Records shown start
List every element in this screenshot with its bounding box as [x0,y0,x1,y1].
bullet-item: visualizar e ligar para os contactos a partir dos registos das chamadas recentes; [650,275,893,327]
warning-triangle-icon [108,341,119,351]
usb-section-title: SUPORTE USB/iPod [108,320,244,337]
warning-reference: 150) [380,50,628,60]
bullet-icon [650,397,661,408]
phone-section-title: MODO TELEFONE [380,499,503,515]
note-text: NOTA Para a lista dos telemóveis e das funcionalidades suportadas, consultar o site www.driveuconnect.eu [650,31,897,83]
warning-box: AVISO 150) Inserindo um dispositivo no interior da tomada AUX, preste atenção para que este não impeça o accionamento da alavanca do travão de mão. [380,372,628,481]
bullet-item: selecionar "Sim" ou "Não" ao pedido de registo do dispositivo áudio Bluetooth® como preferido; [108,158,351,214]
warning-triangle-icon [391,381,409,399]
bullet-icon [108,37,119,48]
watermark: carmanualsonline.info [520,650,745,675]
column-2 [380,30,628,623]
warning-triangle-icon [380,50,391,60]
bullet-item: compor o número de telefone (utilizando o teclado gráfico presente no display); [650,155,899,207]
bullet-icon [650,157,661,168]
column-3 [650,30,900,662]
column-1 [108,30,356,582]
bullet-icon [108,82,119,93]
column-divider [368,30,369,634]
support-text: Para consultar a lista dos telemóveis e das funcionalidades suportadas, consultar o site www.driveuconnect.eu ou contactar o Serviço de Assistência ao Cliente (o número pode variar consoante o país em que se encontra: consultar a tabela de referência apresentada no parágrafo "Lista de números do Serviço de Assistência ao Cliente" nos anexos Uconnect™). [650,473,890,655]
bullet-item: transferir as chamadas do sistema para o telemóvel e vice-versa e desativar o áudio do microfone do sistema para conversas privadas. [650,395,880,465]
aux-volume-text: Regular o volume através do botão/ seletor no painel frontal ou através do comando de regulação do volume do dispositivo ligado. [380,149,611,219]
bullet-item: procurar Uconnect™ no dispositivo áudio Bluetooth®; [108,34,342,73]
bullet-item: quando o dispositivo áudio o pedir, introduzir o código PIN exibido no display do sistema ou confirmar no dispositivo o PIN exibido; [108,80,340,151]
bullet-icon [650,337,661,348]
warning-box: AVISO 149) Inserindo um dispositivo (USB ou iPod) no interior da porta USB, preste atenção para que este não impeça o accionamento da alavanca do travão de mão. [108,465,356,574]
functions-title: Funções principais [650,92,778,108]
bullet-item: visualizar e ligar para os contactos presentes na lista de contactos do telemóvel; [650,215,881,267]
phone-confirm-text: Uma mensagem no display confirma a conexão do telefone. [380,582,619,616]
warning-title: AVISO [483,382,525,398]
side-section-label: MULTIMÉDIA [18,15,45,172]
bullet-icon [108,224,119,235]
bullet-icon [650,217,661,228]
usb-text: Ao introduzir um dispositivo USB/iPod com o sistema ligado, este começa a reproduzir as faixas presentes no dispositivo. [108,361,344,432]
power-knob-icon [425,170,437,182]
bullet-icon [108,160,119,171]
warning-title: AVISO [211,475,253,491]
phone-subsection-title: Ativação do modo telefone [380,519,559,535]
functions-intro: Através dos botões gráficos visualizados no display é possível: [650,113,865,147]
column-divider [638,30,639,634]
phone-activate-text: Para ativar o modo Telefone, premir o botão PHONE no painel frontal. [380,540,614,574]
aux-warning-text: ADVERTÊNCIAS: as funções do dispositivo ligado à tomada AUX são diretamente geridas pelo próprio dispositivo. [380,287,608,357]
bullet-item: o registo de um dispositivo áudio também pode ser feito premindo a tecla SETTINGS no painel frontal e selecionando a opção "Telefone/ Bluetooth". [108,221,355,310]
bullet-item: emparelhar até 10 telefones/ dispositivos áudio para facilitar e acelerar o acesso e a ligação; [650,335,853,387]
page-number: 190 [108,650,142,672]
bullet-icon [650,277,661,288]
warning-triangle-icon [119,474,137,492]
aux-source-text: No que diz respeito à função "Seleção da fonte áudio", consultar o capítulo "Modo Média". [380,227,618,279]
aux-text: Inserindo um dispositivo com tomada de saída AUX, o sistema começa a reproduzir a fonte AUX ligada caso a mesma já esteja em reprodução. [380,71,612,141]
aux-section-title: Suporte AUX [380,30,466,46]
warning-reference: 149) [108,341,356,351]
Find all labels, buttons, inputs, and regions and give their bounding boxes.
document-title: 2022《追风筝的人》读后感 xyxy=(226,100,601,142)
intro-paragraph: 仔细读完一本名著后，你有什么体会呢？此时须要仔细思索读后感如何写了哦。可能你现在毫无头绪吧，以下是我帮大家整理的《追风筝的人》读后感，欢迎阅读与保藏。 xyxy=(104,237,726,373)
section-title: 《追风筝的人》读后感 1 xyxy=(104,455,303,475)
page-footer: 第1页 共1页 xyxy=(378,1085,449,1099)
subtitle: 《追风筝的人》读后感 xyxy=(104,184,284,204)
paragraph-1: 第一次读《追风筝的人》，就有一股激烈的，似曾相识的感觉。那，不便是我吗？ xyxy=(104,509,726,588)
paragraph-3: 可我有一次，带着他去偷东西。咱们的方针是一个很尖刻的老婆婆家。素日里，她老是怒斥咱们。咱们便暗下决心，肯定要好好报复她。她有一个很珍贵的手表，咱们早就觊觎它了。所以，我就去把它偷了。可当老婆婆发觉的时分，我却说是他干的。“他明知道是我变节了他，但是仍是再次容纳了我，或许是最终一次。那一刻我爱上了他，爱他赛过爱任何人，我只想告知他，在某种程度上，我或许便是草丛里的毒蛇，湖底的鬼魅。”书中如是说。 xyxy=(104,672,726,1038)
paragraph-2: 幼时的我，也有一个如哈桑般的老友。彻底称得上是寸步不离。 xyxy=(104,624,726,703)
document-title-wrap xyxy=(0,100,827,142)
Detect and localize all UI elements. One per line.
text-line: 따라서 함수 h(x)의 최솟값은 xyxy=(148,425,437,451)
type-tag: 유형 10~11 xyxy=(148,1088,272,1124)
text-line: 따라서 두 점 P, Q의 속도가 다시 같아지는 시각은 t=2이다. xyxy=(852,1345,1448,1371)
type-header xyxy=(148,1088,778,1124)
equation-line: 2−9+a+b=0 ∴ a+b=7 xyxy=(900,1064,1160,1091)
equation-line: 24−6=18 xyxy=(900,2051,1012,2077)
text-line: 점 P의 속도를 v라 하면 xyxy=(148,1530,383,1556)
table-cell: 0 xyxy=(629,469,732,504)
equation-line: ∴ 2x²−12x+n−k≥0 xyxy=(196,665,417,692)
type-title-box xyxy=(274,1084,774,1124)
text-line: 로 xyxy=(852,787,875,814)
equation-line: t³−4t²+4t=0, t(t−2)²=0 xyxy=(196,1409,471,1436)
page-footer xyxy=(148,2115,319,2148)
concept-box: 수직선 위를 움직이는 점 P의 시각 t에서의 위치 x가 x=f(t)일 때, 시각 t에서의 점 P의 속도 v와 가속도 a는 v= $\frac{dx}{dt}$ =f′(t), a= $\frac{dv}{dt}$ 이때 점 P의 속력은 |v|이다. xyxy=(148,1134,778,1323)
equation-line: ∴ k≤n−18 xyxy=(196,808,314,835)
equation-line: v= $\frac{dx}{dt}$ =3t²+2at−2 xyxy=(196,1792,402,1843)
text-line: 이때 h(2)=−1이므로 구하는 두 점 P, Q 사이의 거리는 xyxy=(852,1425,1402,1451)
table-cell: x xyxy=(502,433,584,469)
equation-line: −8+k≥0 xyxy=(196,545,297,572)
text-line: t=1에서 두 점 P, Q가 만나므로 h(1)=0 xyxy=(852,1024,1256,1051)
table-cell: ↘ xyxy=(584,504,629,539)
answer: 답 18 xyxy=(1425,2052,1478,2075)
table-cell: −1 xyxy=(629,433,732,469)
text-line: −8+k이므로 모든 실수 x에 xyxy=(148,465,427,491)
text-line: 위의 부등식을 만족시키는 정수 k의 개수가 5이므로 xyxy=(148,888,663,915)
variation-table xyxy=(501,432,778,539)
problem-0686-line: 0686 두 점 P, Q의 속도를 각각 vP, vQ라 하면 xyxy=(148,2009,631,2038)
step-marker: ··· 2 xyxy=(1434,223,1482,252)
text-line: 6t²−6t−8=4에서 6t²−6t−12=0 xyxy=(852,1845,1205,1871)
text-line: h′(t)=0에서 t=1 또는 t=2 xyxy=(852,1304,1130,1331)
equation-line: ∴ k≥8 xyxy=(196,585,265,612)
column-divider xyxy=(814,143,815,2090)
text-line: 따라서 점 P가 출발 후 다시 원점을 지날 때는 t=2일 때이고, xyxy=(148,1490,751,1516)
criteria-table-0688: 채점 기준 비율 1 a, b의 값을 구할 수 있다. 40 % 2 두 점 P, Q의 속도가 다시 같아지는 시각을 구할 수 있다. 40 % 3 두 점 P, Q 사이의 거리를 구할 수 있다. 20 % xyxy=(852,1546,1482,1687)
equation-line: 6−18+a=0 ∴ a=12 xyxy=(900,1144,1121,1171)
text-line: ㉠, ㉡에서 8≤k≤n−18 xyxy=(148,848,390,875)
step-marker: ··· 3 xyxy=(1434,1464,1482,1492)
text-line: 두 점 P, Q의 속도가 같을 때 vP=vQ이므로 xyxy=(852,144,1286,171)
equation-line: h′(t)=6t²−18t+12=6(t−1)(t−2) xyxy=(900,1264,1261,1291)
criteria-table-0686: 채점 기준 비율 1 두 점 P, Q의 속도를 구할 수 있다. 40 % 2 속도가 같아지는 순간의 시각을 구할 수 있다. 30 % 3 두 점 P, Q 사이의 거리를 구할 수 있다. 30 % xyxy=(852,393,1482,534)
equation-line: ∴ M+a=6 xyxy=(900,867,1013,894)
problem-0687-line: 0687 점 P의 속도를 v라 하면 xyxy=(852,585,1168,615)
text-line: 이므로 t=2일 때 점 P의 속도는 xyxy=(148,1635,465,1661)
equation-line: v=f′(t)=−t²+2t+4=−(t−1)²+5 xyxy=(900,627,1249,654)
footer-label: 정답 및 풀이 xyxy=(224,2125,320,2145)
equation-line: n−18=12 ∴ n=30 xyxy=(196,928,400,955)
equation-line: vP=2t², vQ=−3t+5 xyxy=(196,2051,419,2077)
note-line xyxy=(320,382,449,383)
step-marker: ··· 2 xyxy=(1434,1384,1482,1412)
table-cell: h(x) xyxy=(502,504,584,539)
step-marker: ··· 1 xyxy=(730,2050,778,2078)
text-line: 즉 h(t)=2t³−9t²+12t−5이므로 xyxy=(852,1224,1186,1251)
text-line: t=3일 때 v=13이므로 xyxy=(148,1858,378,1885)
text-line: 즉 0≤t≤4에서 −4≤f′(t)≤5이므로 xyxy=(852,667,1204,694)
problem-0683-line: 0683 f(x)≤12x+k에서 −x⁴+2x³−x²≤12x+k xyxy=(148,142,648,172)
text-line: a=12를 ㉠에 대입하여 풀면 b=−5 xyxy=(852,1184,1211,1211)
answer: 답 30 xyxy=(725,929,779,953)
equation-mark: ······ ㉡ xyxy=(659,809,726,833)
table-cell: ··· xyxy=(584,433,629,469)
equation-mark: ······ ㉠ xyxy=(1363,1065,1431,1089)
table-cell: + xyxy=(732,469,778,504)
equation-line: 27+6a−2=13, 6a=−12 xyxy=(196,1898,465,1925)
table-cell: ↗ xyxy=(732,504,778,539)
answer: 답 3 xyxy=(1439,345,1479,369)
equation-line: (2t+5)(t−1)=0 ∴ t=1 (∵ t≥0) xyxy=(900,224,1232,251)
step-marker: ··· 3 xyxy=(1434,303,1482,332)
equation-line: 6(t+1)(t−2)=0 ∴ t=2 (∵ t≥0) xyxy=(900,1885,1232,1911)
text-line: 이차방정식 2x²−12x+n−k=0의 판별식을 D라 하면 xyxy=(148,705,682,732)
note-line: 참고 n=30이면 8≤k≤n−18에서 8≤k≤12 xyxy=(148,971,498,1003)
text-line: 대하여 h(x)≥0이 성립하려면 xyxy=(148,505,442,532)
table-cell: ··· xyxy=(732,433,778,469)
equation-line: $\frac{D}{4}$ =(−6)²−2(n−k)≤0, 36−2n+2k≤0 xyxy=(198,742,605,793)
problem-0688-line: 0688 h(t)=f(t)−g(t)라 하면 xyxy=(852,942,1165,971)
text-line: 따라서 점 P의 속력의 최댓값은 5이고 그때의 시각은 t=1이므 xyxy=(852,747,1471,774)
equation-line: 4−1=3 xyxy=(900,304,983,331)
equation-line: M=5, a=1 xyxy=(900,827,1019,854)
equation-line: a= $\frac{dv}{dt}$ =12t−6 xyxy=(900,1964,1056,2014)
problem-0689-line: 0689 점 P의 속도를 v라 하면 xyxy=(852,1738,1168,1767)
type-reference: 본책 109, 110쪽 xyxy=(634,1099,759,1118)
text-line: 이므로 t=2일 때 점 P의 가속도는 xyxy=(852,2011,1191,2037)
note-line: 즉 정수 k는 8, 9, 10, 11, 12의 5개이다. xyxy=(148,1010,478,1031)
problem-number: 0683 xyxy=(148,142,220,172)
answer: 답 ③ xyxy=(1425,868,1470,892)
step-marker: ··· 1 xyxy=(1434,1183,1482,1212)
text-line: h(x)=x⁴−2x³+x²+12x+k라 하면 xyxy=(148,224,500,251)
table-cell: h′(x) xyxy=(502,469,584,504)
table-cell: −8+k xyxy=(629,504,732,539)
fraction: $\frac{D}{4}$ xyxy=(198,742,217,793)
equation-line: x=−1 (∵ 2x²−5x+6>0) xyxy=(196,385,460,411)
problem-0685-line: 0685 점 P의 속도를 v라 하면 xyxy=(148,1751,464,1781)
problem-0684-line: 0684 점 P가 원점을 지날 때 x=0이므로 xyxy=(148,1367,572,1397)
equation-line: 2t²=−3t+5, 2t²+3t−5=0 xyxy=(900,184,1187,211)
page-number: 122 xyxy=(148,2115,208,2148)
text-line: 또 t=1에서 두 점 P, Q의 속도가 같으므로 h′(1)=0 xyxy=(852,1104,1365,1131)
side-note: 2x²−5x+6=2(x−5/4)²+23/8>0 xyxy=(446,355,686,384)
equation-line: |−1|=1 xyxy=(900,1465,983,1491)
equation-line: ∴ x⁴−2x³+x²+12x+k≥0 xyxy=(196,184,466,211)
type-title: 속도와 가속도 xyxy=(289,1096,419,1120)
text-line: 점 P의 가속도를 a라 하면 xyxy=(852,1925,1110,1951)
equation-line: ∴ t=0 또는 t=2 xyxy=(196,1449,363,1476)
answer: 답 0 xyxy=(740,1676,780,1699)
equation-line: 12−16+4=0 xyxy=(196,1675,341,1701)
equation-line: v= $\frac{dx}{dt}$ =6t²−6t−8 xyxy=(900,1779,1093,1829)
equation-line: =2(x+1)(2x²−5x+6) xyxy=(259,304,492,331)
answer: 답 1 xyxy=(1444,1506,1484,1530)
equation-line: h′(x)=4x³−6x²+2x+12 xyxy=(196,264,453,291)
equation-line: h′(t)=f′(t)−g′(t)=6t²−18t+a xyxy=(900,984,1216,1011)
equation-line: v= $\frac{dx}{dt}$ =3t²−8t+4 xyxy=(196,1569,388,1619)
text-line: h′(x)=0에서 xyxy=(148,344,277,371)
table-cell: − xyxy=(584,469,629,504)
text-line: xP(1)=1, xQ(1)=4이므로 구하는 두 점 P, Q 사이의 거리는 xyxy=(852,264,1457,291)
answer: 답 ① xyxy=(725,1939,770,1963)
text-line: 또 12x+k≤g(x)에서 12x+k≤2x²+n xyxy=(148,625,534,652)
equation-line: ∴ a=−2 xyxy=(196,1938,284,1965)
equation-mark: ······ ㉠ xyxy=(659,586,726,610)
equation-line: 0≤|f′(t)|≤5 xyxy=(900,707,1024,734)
Records shown end
# [Prompt]
Copy out the lines above exactly, from the first line through the line containing "warning-triangle-icon [108,341,119,351]", including both.

# [Answer]
List every element in this screenshot with its bounding box as [x0,y0,x1,y1].
bullet-item: visualizar e ligar para os contactos a partir dos registos das chamadas recentes; [650,275,893,327]
warning-triangle-icon [108,341,119,351]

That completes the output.